▶ [TEXT EXCERPT]
While Sherlock is still officially dead, John and Mary Watson and Nan Killian and Sarah Lyon-White are taking up some of his case-load--and some for Lord Alderscroft, the Wizard of London.
Lord Alderscroft asks them to go to Dartmoor to track down a rumor of evil magic brewing there. They’ve also been sent a request for help from a young mother from Dartmoor who in a fit of rage over the children spilling and spoiling their only food for dinner that night, sent them out on the moors to forage for something to eat. This is not the first time she has done this, and the children are moor-wise and unlikely to get into difficulties. But this time they did not come back, and in fact, their tracks abruptly stopped "as if them Pharisees took'd 'em." She begs them to come help.
They would have said no, but there's the assignment for Alderscroft. Why not kill two birds with one stone?
But the deadly bogs are not the only mires on Dartmoor.

I’ve read many of the other books in the Elemental series but am way behind but when this title become available, it intrigued me, first as an opportunity to check up on what Mercedes Lackey had been up to with the series but also the inclusion of Watson and mention of Sherlock Holmes. The alternate history in the previous novels was quite interesting and I love a Holmesian style mystery.

▶ [REQUIRED ACTIONS]
• A. Return the section of the book passage between "They would have" and "mires on Dartmoor.", inclusive.
• B. According to the book passage, why did the young mother from Dartmoor send her children out onto the moors?
• C. Continue the book passage from the point where it stops.
The entries aren't needed for any of this work.

(Data listing)
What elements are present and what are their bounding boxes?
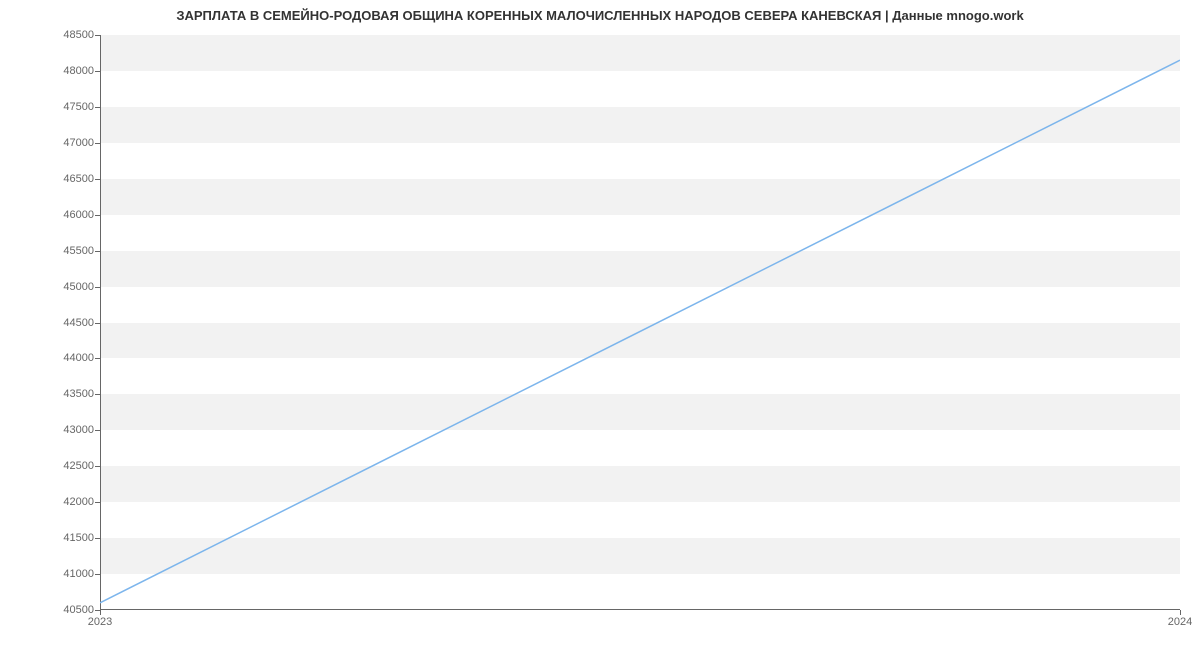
line-chart: ЗАРПЛАТА В СЕМЕЙНО-РОДОВАЯ ОБЩИНА КОРЕНН…: [0, 0, 1200, 650]
y-tick-label: 43000: [4, 424, 94, 436]
y-tick-label: 41000: [4, 568, 94, 580]
y-tick-mark: [95, 143, 100, 144]
plot-area: [100, 35, 1180, 610]
y-tick-mark: [95, 107, 100, 108]
y-tick-mark: [95, 215, 100, 216]
x-tick-mark: [1180, 610, 1181, 615]
y-tick-label: 48500: [4, 29, 94, 41]
y-tick-label: 40500: [4, 604, 94, 616]
y-tick-label: 46500: [4, 173, 94, 185]
y-tick-label: 47500: [4, 101, 94, 113]
y-tick-label: 42500: [4, 460, 94, 472]
y-tick-label: 43500: [4, 388, 94, 400]
y-tick-mark: [95, 466, 100, 467]
y-tick-mark: [95, 71, 100, 72]
y-tick-mark: [95, 502, 100, 503]
y-tick-mark: [95, 574, 100, 575]
y-tick-label: 44000: [4, 352, 94, 364]
y-tick-label: 42000: [4, 496, 94, 508]
y-tick-mark: [95, 179, 100, 180]
chart-title: ЗАРПЛАТА В СЕМЕЙНО-РОДОВАЯ ОБЩИНА КОРЕНН…: [0, 8, 1200, 23]
x-tick-mark: [100, 610, 101, 615]
y-tick-mark: [95, 323, 100, 324]
y-tick-label: 47000: [4, 137, 94, 149]
data-line: [100, 35, 1180, 610]
y-tick-label: 44500: [4, 317, 94, 329]
x-tick-label: 2023: [88, 616, 112, 628]
y-tick-mark: [95, 287, 100, 288]
y-tick-label: 45500: [4, 245, 94, 257]
y-tick-mark: [95, 35, 100, 36]
y-tick-mark: [95, 430, 100, 431]
x-tick-label: 2024: [1168, 616, 1192, 628]
y-tick-label: 48000: [4, 65, 94, 77]
y-tick-label: 41500: [4, 532, 94, 544]
y-tick-mark: [95, 358, 100, 359]
y-tick-mark: [95, 251, 100, 252]
y-tick-label: 46000: [4, 209, 94, 221]
y-tick-label: 45000: [4, 281, 94, 293]
y-tick-mark: [95, 394, 100, 395]
y-tick-mark: [95, 538, 100, 539]
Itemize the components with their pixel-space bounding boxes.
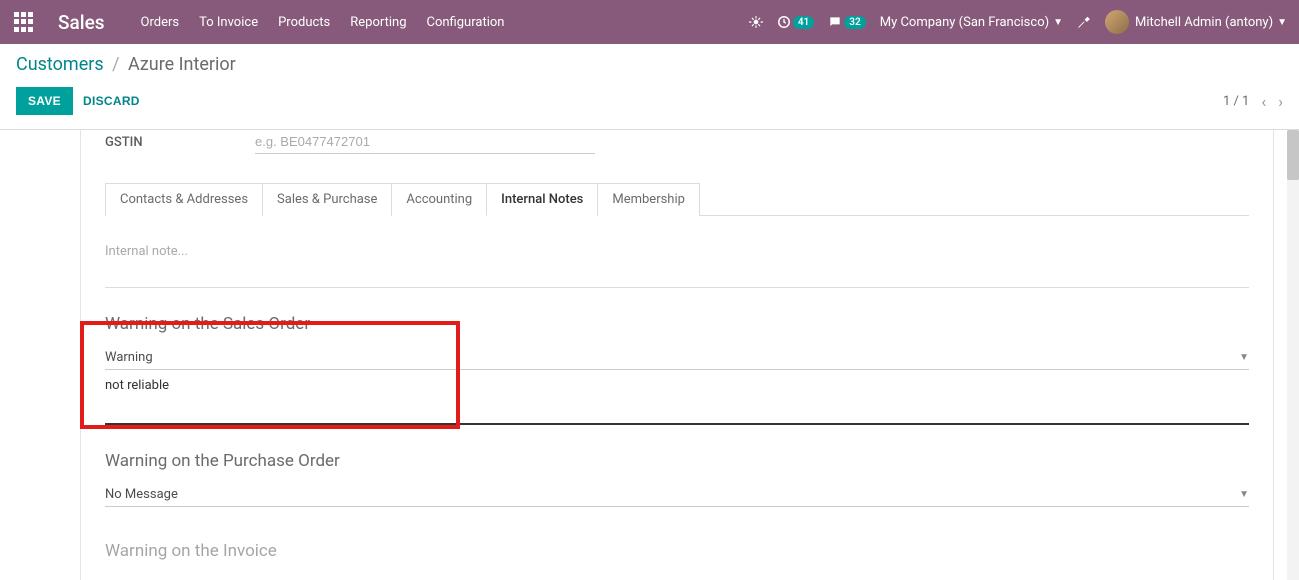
- invoice-warning-title: Warning on the Invoice: [105, 541, 1249, 561]
- discard-button[interactable]: DISCARD: [83, 94, 140, 108]
- gstin-label: GSTIN: [105, 135, 255, 150]
- pager-prev-icon[interactable]: ‹: [1261, 92, 1266, 111]
- tab-internal-notes[interactable]: Internal Notes: [486, 183, 598, 216]
- save-button[interactable]: SAVE: [16, 87, 73, 115]
- pager-next-icon[interactable]: ›: [1278, 92, 1283, 111]
- activities-badge: 41: [793, 16, 814, 29]
- tab-sales-purchase[interactable]: Sales & Purchase: [262, 183, 392, 216]
- chevron-down-icon: ▼: [1239, 489, 1249, 500]
- tab-accounting[interactable]: Accounting: [391, 183, 487, 216]
- scrollbar-thumb[interactable]: [1287, 130, 1299, 180]
- breadcrumb-separator: /: [112, 54, 119, 75]
- form-scroll-area: GSTIN Contacts & Addresses Sales & Purch…: [0, 130, 1299, 580]
- breadcrumb: Customers / Azure Interior: [16, 54, 1283, 75]
- section-purchase-warning: Warning on the Purchase Order No Message…: [105, 451, 1249, 507]
- caret-down-icon: ▼: [1053, 17, 1063, 28]
- scrollbar-track[interactable]: [1287, 130, 1299, 580]
- breadcrumb-current: Azure Interior: [128, 54, 236, 75]
- form-sheet: GSTIN Contacts & Addresses Sales & Purch…: [80, 130, 1274, 580]
- user-menu[interactable]: Mitchell Admin (antony) ▼: [1135, 15, 1287, 30]
- section-sales-warning: Warning on the Sales Order Warning ▼ not…: [105, 314, 1249, 425]
- purchase-warning-select-value: No Message: [105, 487, 178, 502]
- sales-warning-title: Warning on the Sales Order: [105, 314, 1249, 334]
- top-navbar: Sales Orders To Invoice Products Reporti…: [0, 0, 1299, 44]
- tab-contacts-addresses[interactable]: Contacts & Addresses: [105, 183, 263, 216]
- company-selector[interactable]: My Company (San Francisco) ▼: [880, 15, 1063, 30]
- menu-configuration[interactable]: Configuration: [427, 15, 505, 30]
- app-brand[interactable]: Sales: [58, 11, 105, 34]
- tab-membership[interactable]: Membership: [597, 183, 700, 216]
- settings-icon[interactable]: [1077, 15, 1091, 29]
- gstin-input[interactable]: [255, 130, 595, 154]
- menu-orders[interactable]: Orders: [141, 15, 180, 30]
- apps-icon[interactable]: [12, 10, 36, 34]
- purchase-warning-title: Warning on the Purchase Order: [105, 451, 1249, 471]
- pager-text: 1 / 1: [1223, 94, 1249, 109]
- messages-icon[interactable]: 32: [828, 15, 865, 29]
- internal-note-textarea[interactable]: Internal note...: [105, 216, 1249, 288]
- pager: 1 / 1 ‹ ›: [1223, 92, 1283, 111]
- user-avatar[interactable]: [1105, 10, 1129, 34]
- menu-products[interactable]: Products: [278, 15, 330, 30]
- activities-icon[interactable]: 41: [777, 15, 814, 29]
- user-name: Mitchell Admin (antony): [1135, 15, 1273, 30]
- menu-to-invoice[interactable]: To Invoice: [199, 15, 258, 30]
- breadcrumb-root[interactable]: Customers: [16, 54, 104, 75]
- chevron-down-icon: ▼: [1239, 352, 1249, 363]
- gstin-field-row: GSTIN: [105, 130, 1249, 154]
- company-name: My Company (San Francisco): [880, 15, 1049, 30]
- control-bar: Customers / Azure Interior SAVE DISCARD …: [0, 44, 1299, 119]
- menu-reporting[interactable]: Reporting: [350, 15, 406, 30]
- sales-warning-select-value: Warning: [105, 350, 153, 365]
- caret-down-icon: ▼: [1277, 17, 1287, 28]
- sales-warning-text-input[interactable]: not reliable: [105, 370, 1249, 425]
- purchase-warning-select[interactable]: No Message ▼: [105, 483, 1249, 507]
- messages-badge: 32: [844, 16, 865, 29]
- section-invoice-warning: Warning on the Invoice: [105, 541, 1249, 561]
- sales-warning-select[interactable]: Warning ▼: [105, 346, 1249, 370]
- tabs: Contacts & Addresses Sales & Purchase Ac…: [105, 182, 1249, 216]
- debug-icon[interactable]: [749, 15, 763, 29]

▶ [THE RESULTS]
• A.
They would have said no, but there's the assignment for Alderscroft. Why not kill two birds with one stone?
But the deadly bogs are not the only mires on Dartmoor.

• B. She sent them to forage for something to eat after they spilled and spoiled their only food for dinner that night.

• C.
What I most enjoyed was the weaving of the plight of the Dartmoor children with the detectives attempting to locate them. The magical elements were detailed and the worldbuilding is intricate and interesting. The magical systems are similar to other novels, including ones by Lackey herself but she does have her own unique voice in the spellcrafting. The types and variety are realistic as well, most facets of which are obviously quite well researched from alternate religions and mythos. Besides the worldbuilding, I loved the children. They were bright, not perfect but smart and while in need of rescue, their personalities were well written.
As for the adults of the novel, I found them interesting and engaging, in particular, Nan Killian and Sarah Lyon-White. Both characters are intelligent, prepared for trouble, and practical in their actions. While some might find practicality less enticing, I found it a novel change to have characters that think their way out of a problem, rather than merely utilizing brute force and intelligence from characters trained by Holmes seems perfectly fitting, especially for the mystery elements of the story. The characters plan and track down their answers and while some of it does seem to come more easily, it doesn’t lessen the impact of the ending.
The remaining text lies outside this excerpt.